• **EXERCISE OBJECTIVE**
Reproduce everything from the line containing "panel-divider [82, 505, 1630, 506]" down to the line containing "image-type-tag-8[interactable]: 3D模型 [666, 587, 712, 607]", swapping "type-separator" for "tag-divider" and leaving everything else unchanged.

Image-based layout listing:

## Begin

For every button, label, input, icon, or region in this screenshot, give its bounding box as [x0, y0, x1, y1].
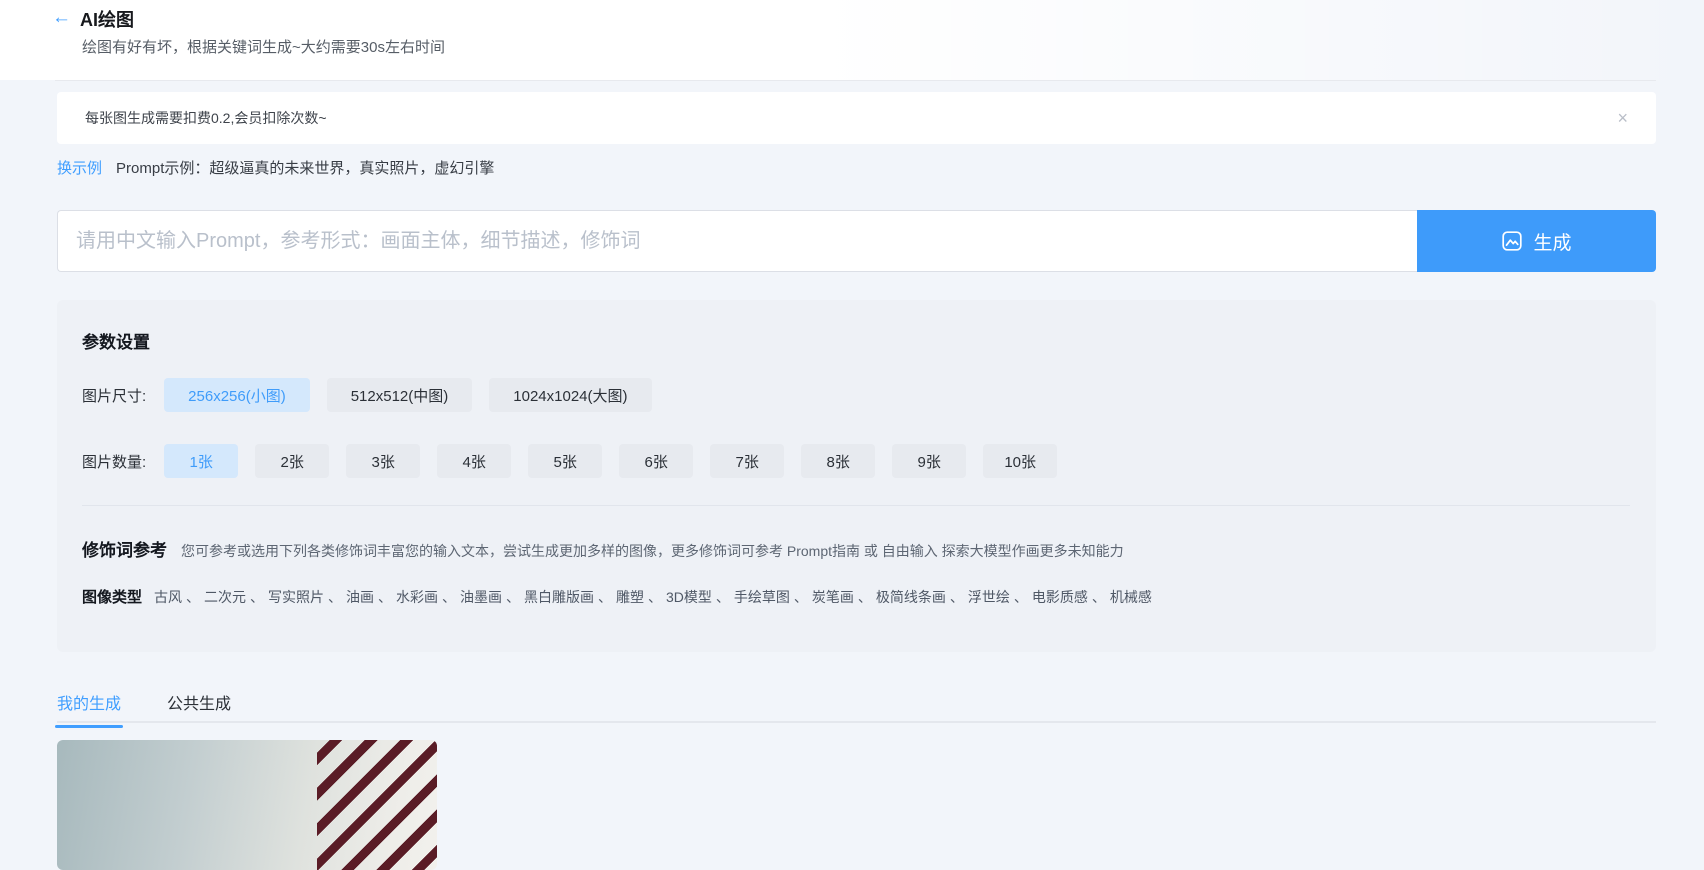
panel-divider [82, 505, 1630, 506]
size-option-2[interactable]: 1024x1024(大图) [489, 378, 651, 412]
count-option-7[interactable]: 8张 [801, 444, 875, 478]
back-arrow-icon[interactable]: ← [52, 8, 71, 27]
page-header: ← AI绘图 绘图有好有坏，根据关键词生成~大约需要30s左右时间 [0, 0, 1704, 80]
image-size-options: 256x256(小图) 512x512(中图) 1024x1024(大图) [164, 378, 651, 412]
image-type-tag-13[interactable]: 电影质感 [1032, 587, 1088, 607]
type-separator: 、 [1092, 587, 1106, 607]
count-option-4[interactable]: 5张 [528, 444, 602, 478]
image-type-title: 图像类型 [82, 586, 142, 607]
image-stripes-decoration [317, 740, 437, 870]
page-subtitle: 绘图有好有坏，根据关键词生成~大约需要30s左右时间 [82, 36, 445, 57]
count-option-9[interactable]: 10张 [983, 444, 1057, 478]
count-option-2[interactable]: 3张 [346, 444, 420, 478]
generated-image-thumbnail[interactable] [57, 740, 437, 870]
image-size-label: 图片尺寸: [82, 385, 146, 406]
prompt-example-text: Prompt示例：超级逼真的未来世界，真实照片，虚幻引擎 [116, 157, 494, 178]
image-size-row: 图片尺寸: 256x256(小图) 512x512(中图) 1024x1024(大图… [82, 378, 652, 412]
type-separator: 、 [598, 587, 612, 607]
image-icon [1501, 230, 1523, 252]
image-type-tag-4[interactable]: 水彩画 [396, 587, 438, 607]
image-type-tags: 古风 、二次元 、写实照片 、油画 、水彩画 、油墨画 、黑白雕版画 、雕塑 、… [154, 587, 1152, 607]
prompt-input[interactable] [57, 210, 1417, 272]
switch-example-link[interactable]: 换示例 [57, 157, 102, 178]
page-title: AI绘图 [80, 6, 134, 32]
image-type-tag-6[interactable]: 黑白雕版画 [524, 587, 594, 607]
image-type-tag-2[interactable]: 写实照片 [268, 587, 324, 607]
count-option-6[interactable]: 7张 [710, 444, 784, 478]
image-count-label: 图片数量: [82, 451, 146, 472]
params-title: 参数设置 [82, 328, 150, 353]
image-count-options: 1张 2张 3张 4张 5张 6张 7张 8张 9张 10张 [164, 444, 1057, 478]
generate-button-label: 生成 [1533, 228, 1571, 255]
image-type-tag-11[interactable]: 极简线条画 [876, 587, 946, 607]
image-type-row: 图像类型 古风 、二次元 、写实照片 、油画 、水彩画 、油墨画 、黑白雕版画 … [82, 586, 1152, 607]
header-divider [55, 80, 1656, 81]
image-type-tag-5[interactable]: 油墨画 [460, 587, 502, 607]
image-type-tag-8[interactable]: 3D模型 [666, 587, 712, 607]
image-type-tag-1[interactable]: 二次元 [204, 587, 246, 607]
count-option-8[interactable]: 9张 [892, 444, 966, 478]
type-separator: 、 [1014, 587, 1028, 607]
type-separator: 、 [794, 587, 808, 607]
count-option-1[interactable]: 2张 [255, 444, 329, 478]
image-type-tag-7[interactable]: 雕塑 [616, 587, 644, 607]
type-separator: 、 [950, 587, 964, 607]
type-separator: 、 [328, 587, 342, 607]
type-separator: 、 [250, 587, 264, 607]
image-type-tag-9[interactable]: 手绘草图 [734, 587, 790, 607]
image-type-tag-14[interactable]: 机械感 [1110, 587, 1152, 607]
tab-my-generations[interactable]: 我的生成 [57, 690, 121, 728]
generation-tabs: 我的生成 公共生成 [57, 690, 231, 728]
count-option-3[interactable]: 4张 [437, 444, 511, 478]
image-type-tag-12[interactable]: 浮世绘 [968, 587, 1010, 607]
type-separator: 、 [186, 587, 200, 607]
type-separator: 、 [506, 587, 520, 607]
modifier-reference-row: 修饰词参考 您可参考或选用下列各类修饰词丰富您的输入文本，尝试生成更加多样的图像… [82, 536, 1124, 561]
generate-button[interactable]: 生成 [1417, 210, 1656, 272]
type-separator: 、 [716, 587, 730, 607]
size-option-1[interactable]: 512x512(中图) [327, 378, 473, 412]
image-count-row: 图片数量: 1张 2张 3张 4张 5张 6张 7张 8张 9张 10张 [82, 444, 1057, 478]
image-type-tag-10[interactable]: 炭笔画 [812, 587, 854, 607]
tab-public-generations[interactable]: 公共生成 [167, 690, 231, 728]
count-option-5[interactable]: 6张 [619, 444, 693, 478]
close-icon[interactable]: × [1613, 105, 1632, 131]
image-type-tag-0[interactable]: 古风 [154, 587, 182, 607]
type-separator: 、 [378, 587, 392, 607]
fee-notice-bar: 每张图生成需要扣费0.2,会员扣除次数~ × [57, 92, 1656, 144]
prompt-example-row: 换示例 Prompt示例：超级逼真的未来世界，真实照片，虚幻引擎 [57, 155, 494, 179]
fee-notice-text: 每张图生成需要扣费0.2,会员扣除次数~ [85, 108, 1613, 128]
modifier-reference-desc: 您可参考或选用下列各类修饰词丰富您的输入文本，尝试生成更加多样的图像，更多修饰词… [181, 541, 1124, 561]
image-type-tag-3[interactable]: 油画 [346, 587, 374, 607]
modifier-reference-title: 修饰词参考 [82, 536, 167, 561]
type-separator: 、 [648, 587, 662, 607]
tabs-track-line [57, 721, 1656, 723]
count-option-0[interactable]: 1张 [164, 444, 238, 478]
size-option-0[interactable]: 256x256(小图) [164, 378, 310, 412]
type-separator: 、 [442, 587, 456, 607]
type-separator: 、 [858, 587, 872, 607]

## End

• **EXERCISE OUTPUT**
panel-divider [82, 505, 1630, 506]
size-option-2[interactable]: 1024x1024(大图) [489, 378, 651, 412]
count-option-7[interactable]: 8张 [801, 444, 875, 478]
back-arrow-icon[interactable]: ← [52, 8, 71, 27]
page-header: ← AI绘图 绘图有好有坏，根据关键词生成~大约需要30s左右时间 [0, 0, 1704, 80]
image-size-options: 256x256(小图) 512x512(中图) 1024x1024(大图) [164, 378, 651, 412]
image-type-tag-13[interactable]: 电影质感 [1032, 587, 1088, 607]
tag-divider: 、 [1092, 587, 1106, 607]
count-option-4[interactable]: 5张 [528, 444, 602, 478]
image-type-title: 图像类型 [82, 586, 142, 607]
image-stripes-decoration [317, 740, 437, 870]
page-subtitle: 绘图有好有坏，根据关键词生成~大约需要30s左右时间 [82, 36, 445, 57]
count-option-9[interactable]: 10张 [983, 444, 1057, 478]
count-option-2[interactable]: 3张 [346, 444, 420, 478]
generated-image-thumbnail[interactable] [57, 740, 437, 870]
image-size-label: 图片尺寸: [82, 385, 146, 406]
prompt-example-text: Prompt示例：超级逼真的未来世界，真实照片，虚幻引擎 [116, 157, 494, 178]
image-size-row: 图片尺寸: 256x256(小图) 512x512(中图) 1024x1024(大图… [82, 378, 652, 412]
tag-divider: 、 [598, 587, 612, 607]
image-icon [1501, 230, 1523, 252]
image-type-tag-4[interactable]: 水彩画 [396, 587, 438, 607]
image-type-tags: 古风 、二次元 、写实照片 、油画 、水彩画 、油墨画 、黑白雕版画 、雕塑 、… [154, 587, 1152, 607]
prompt-input[interactable] [57, 210, 1417, 272]
switch-example-link[interactable]: 换示例 [57, 157, 102, 178]
page-title: AI绘图 [80, 6, 134, 32]
image-type-tag-6[interactable]: 黑白雕版画 [524, 587, 594, 607]
image-type-tag-2[interactable]: 写实照片 [268, 587, 324, 607]
count-option-6[interactable]: 7张 [710, 444, 784, 478]
image-count-label: 图片数量: [82, 451, 146, 472]
params-title: 参数设置 [82, 328, 150, 353]
image-count-options: 1张 2张 3张 4张 5张 6张 7张 8张 9张 10张 [164, 444, 1057, 478]
generate-button-label: 生成 [1533, 228, 1571, 255]
image-type-tag-11[interactable]: 极简线条画 [876, 587, 946, 607]
image-type-row: 图像类型 古风 、二次元 、写实照片 、油画 、水彩画 、油墨画 、黑白雕版画 … [82, 586, 1152, 607]
header-divider [55, 80, 1656, 81]
image-type-tag-5[interactable]: 油墨画 [460, 587, 502, 607]
image-type-tag-8[interactable]: 3D模型 [666, 587, 712, 607]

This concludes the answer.